#### Written instruction:
Select each line where the word "Glucose" appears.

#### Items:
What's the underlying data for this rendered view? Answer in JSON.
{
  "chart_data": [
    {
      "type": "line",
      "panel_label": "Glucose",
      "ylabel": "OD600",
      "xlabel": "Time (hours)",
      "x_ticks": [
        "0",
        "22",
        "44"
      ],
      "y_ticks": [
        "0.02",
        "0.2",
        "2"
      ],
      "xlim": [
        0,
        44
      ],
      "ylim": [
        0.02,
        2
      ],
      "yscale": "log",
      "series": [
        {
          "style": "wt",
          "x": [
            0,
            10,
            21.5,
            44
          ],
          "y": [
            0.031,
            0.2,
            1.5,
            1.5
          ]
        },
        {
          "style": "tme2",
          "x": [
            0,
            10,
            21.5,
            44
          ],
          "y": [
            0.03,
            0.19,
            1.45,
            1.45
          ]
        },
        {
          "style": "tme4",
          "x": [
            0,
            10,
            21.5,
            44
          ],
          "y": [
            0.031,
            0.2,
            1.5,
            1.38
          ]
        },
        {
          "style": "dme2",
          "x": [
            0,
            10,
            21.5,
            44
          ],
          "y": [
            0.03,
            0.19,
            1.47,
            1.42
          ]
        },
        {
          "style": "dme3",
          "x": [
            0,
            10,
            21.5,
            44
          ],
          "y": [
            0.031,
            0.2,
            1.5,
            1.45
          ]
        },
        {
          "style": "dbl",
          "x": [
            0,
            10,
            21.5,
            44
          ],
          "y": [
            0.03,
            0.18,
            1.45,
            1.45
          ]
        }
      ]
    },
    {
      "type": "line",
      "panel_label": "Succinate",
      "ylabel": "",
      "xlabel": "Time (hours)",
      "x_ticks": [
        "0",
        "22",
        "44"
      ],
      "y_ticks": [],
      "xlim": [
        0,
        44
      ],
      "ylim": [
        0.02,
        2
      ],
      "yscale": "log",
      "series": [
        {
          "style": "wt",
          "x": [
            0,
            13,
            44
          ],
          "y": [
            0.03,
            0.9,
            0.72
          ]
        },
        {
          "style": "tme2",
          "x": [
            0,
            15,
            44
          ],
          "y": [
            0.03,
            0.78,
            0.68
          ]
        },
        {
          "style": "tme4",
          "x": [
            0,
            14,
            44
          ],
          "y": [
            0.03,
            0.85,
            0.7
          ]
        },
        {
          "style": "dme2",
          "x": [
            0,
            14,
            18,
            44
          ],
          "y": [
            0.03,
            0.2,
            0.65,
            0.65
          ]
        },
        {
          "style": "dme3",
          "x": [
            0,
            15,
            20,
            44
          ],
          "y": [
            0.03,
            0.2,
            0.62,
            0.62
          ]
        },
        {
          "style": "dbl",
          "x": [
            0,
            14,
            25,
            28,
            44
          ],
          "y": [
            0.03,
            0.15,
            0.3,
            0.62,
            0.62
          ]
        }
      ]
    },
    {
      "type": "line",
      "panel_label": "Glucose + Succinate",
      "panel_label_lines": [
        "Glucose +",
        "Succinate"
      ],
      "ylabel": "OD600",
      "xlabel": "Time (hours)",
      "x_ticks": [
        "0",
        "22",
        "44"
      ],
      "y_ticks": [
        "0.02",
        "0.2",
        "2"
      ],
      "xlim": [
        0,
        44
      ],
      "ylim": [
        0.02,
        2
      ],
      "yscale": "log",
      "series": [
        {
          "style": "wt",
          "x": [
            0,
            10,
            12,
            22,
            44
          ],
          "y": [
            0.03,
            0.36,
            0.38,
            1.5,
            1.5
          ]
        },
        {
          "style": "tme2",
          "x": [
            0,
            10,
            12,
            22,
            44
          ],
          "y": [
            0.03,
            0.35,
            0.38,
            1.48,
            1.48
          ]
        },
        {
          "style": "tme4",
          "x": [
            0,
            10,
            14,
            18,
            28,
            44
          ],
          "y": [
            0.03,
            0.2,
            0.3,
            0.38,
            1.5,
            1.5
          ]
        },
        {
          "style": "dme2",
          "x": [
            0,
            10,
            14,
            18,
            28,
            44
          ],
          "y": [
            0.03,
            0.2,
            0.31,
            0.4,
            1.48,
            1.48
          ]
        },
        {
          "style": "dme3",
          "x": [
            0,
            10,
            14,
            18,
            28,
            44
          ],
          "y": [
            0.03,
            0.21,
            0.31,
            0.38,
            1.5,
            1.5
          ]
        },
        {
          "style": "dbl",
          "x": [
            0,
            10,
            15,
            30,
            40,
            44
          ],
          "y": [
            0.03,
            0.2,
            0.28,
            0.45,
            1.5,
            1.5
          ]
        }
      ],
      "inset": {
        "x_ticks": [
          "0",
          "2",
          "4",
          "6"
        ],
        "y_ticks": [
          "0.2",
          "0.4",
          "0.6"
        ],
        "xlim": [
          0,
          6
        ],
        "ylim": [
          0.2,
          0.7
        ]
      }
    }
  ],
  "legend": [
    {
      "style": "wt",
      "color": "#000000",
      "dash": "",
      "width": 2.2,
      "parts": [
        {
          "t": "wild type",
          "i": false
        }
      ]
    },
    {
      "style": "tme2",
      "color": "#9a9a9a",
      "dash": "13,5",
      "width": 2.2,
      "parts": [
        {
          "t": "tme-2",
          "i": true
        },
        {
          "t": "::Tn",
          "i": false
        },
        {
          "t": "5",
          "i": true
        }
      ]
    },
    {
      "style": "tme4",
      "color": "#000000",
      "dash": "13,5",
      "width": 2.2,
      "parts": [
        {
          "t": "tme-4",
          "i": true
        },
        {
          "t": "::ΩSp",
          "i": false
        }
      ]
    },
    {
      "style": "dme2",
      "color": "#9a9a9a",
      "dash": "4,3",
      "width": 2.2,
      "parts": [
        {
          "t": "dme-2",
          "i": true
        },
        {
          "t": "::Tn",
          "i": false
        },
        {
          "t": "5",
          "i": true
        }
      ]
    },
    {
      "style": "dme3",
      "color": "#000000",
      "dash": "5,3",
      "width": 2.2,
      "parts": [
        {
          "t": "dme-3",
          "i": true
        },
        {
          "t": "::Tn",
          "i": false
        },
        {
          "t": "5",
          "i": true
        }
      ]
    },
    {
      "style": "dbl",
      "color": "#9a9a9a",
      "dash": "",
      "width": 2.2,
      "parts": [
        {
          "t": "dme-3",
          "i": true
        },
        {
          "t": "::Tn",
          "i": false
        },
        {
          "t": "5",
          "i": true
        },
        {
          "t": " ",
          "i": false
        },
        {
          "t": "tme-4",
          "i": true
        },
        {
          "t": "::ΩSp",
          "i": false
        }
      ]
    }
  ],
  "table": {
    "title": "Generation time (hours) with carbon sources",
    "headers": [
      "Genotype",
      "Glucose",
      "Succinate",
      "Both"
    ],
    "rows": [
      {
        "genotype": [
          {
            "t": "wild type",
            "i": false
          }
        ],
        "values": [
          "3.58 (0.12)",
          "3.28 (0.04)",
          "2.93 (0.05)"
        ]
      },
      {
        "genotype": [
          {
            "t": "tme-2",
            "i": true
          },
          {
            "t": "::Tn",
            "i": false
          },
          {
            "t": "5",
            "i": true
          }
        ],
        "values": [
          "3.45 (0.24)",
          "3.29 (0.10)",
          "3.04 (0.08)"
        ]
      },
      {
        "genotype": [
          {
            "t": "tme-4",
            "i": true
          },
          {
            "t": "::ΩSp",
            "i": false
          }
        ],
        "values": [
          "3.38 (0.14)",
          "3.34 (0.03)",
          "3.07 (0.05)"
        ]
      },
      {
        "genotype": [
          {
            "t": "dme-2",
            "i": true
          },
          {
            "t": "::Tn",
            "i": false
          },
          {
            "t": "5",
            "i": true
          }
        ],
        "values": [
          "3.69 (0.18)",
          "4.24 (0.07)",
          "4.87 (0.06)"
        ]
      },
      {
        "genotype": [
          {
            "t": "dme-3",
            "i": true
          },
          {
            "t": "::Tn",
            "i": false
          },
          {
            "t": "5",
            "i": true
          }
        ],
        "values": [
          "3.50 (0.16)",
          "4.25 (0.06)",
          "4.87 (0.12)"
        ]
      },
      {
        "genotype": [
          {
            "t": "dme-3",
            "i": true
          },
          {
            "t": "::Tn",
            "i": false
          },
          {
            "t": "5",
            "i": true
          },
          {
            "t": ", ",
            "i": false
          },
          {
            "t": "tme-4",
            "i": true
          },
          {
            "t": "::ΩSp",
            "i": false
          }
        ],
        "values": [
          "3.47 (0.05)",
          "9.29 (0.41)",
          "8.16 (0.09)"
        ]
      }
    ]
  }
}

#### Output below:
      "panel_label": "Glucose",
      "panel_label": "Glucose + Succinate",
        "Glucose +",
      "Glucose",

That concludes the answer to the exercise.